** Start Given entries **
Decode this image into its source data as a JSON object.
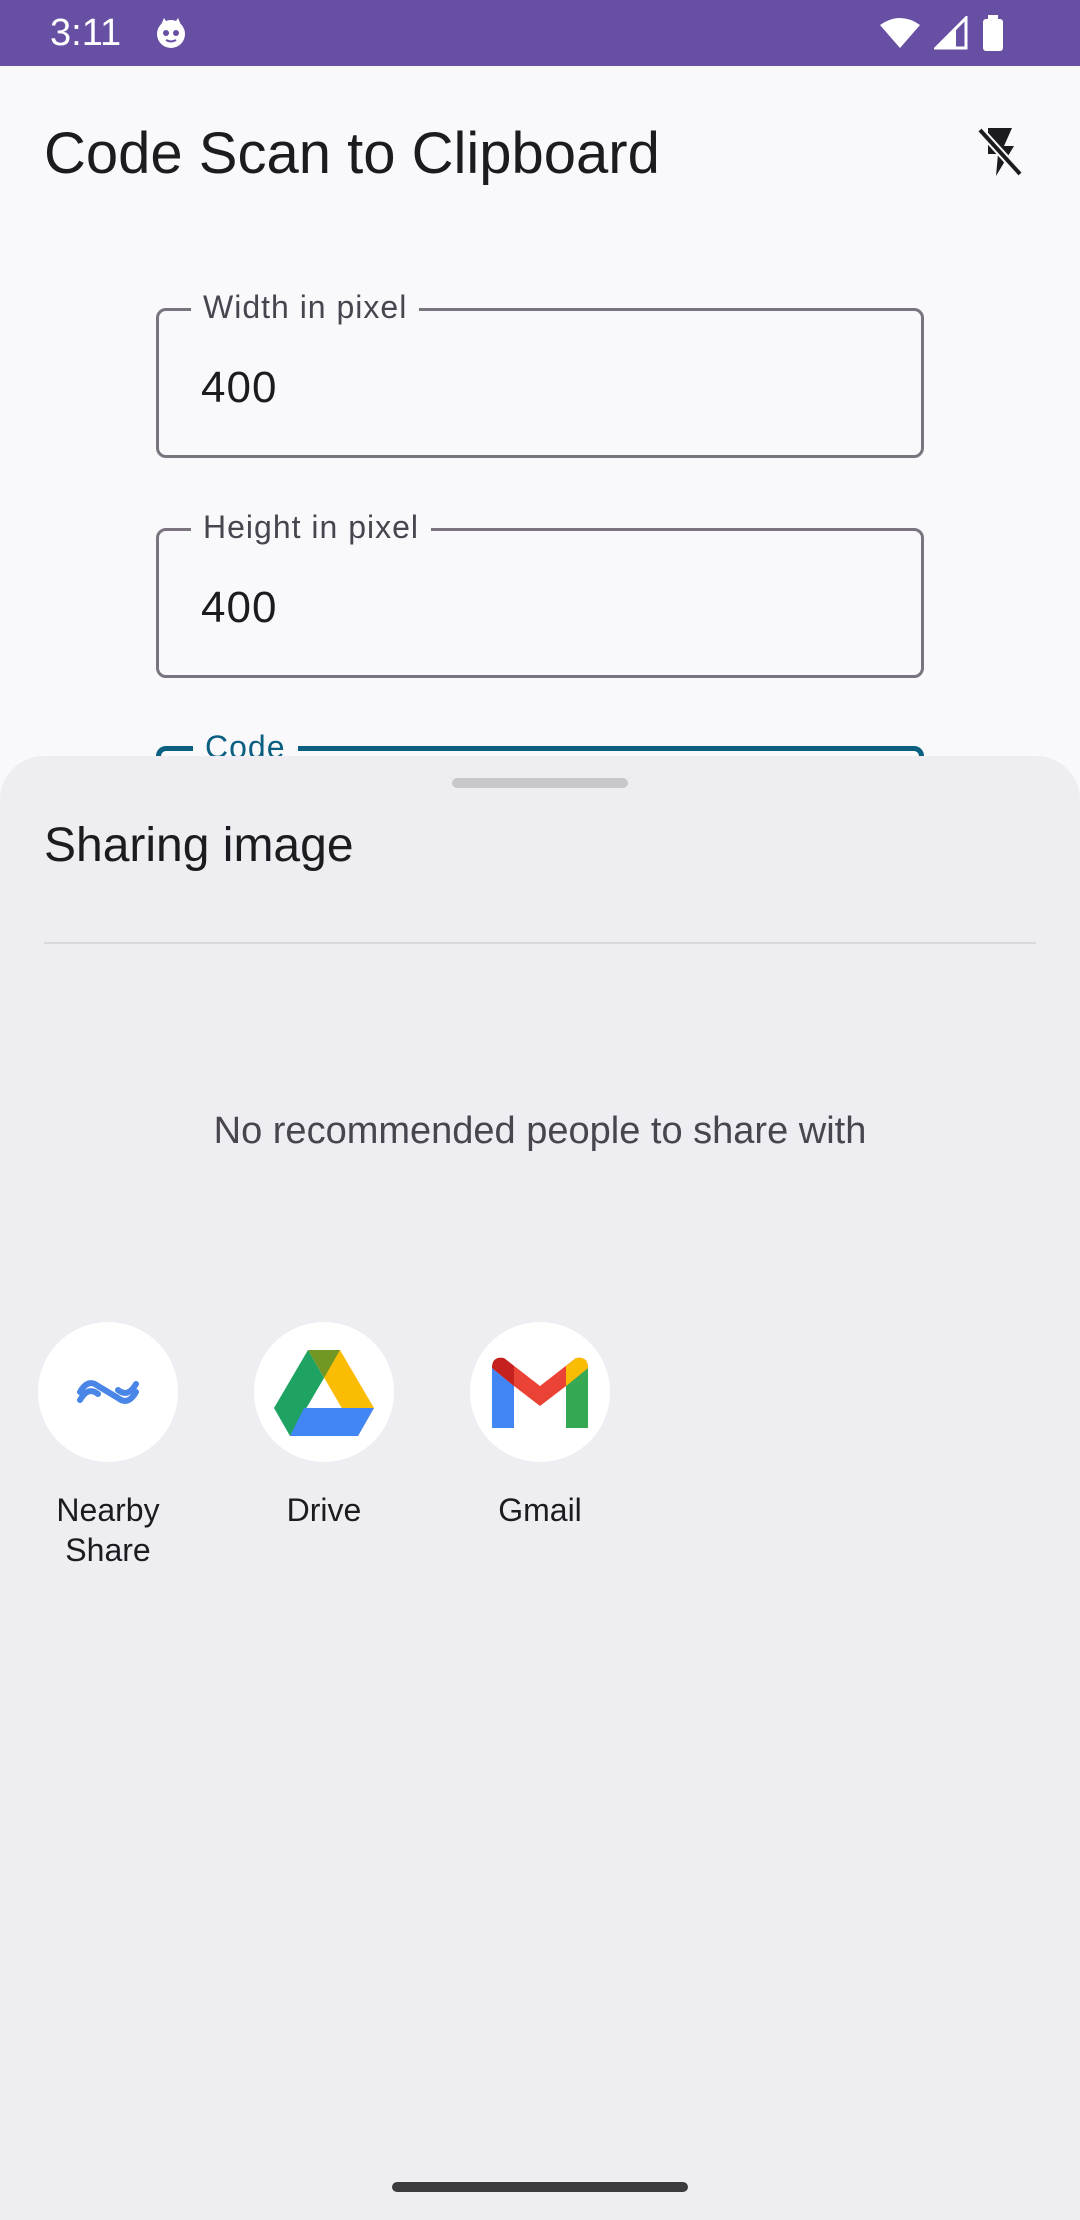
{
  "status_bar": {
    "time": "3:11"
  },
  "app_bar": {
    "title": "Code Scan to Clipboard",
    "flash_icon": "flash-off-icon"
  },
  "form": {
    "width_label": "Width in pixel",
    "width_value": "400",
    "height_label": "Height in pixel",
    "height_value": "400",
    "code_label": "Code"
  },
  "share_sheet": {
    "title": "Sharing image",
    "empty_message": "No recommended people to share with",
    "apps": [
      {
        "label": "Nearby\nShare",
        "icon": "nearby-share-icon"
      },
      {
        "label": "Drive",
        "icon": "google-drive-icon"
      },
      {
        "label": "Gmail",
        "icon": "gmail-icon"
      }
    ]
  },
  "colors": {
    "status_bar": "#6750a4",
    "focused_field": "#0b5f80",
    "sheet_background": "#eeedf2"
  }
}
** End Given entries **
** Start Given entries **
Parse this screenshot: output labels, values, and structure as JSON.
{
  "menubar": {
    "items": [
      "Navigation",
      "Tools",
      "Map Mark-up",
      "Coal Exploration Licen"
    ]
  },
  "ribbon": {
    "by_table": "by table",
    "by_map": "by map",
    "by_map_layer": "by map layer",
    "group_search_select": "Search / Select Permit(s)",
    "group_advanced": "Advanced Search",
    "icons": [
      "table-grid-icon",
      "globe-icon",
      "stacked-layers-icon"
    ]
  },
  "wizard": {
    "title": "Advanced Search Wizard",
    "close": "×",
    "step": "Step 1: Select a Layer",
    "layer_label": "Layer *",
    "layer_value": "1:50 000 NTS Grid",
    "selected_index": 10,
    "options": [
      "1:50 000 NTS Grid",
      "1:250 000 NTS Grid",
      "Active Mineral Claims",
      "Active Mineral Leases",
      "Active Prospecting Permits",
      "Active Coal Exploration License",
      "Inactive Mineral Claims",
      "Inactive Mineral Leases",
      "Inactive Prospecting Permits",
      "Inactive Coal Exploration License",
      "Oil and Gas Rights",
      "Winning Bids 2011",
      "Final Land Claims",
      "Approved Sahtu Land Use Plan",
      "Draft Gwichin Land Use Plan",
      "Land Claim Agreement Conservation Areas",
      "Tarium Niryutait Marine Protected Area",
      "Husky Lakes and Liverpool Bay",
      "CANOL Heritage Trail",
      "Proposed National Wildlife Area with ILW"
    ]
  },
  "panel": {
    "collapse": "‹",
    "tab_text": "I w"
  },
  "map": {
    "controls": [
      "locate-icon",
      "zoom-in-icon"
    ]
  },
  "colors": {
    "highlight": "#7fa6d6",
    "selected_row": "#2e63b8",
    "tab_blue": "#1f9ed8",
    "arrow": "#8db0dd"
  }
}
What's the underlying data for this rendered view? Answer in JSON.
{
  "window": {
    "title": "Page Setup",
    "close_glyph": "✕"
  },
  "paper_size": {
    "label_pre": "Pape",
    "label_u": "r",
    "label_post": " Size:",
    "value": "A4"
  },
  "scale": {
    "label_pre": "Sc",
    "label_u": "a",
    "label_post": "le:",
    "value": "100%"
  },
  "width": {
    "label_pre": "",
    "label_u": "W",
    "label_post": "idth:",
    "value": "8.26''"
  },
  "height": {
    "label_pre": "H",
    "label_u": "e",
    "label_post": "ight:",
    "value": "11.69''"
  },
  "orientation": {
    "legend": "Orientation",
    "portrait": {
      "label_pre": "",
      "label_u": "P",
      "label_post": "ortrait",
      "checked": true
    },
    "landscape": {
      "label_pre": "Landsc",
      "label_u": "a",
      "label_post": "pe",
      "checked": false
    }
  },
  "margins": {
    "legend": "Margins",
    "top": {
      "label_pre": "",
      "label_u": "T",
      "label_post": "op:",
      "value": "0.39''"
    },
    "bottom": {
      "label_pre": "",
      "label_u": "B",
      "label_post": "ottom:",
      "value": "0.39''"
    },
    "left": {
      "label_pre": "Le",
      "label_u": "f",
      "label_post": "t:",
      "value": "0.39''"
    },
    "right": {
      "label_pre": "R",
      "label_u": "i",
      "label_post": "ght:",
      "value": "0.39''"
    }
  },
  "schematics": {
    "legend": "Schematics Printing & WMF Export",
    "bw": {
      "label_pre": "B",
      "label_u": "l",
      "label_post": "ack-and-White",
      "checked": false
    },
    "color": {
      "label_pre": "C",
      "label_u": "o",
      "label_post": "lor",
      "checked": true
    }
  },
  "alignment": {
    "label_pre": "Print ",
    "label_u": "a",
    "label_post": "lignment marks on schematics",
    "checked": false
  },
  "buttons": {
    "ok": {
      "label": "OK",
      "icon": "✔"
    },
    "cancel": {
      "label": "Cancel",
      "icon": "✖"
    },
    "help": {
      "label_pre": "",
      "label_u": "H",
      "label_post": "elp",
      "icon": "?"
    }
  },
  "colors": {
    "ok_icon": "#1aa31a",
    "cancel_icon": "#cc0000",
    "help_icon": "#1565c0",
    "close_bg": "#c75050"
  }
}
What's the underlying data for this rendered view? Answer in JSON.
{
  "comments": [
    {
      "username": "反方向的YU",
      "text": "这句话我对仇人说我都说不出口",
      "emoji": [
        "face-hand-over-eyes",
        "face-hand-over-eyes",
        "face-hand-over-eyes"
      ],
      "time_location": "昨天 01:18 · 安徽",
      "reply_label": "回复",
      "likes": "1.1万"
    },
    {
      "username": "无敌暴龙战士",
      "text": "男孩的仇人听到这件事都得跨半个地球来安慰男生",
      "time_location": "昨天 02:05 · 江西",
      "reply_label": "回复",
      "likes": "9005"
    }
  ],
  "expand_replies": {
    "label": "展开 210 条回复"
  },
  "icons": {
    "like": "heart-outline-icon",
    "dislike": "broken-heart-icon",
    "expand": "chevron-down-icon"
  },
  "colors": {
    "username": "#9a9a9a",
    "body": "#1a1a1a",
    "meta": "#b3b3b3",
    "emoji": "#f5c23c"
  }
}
** End Given entries **
▶ Exercise task
Find the word "with" in the entries, and copy every line it shows up in.

▶ Result for this task
    "empty_message": "No recommended people to share with",
      "Proposed National Wildlife Area with ILW"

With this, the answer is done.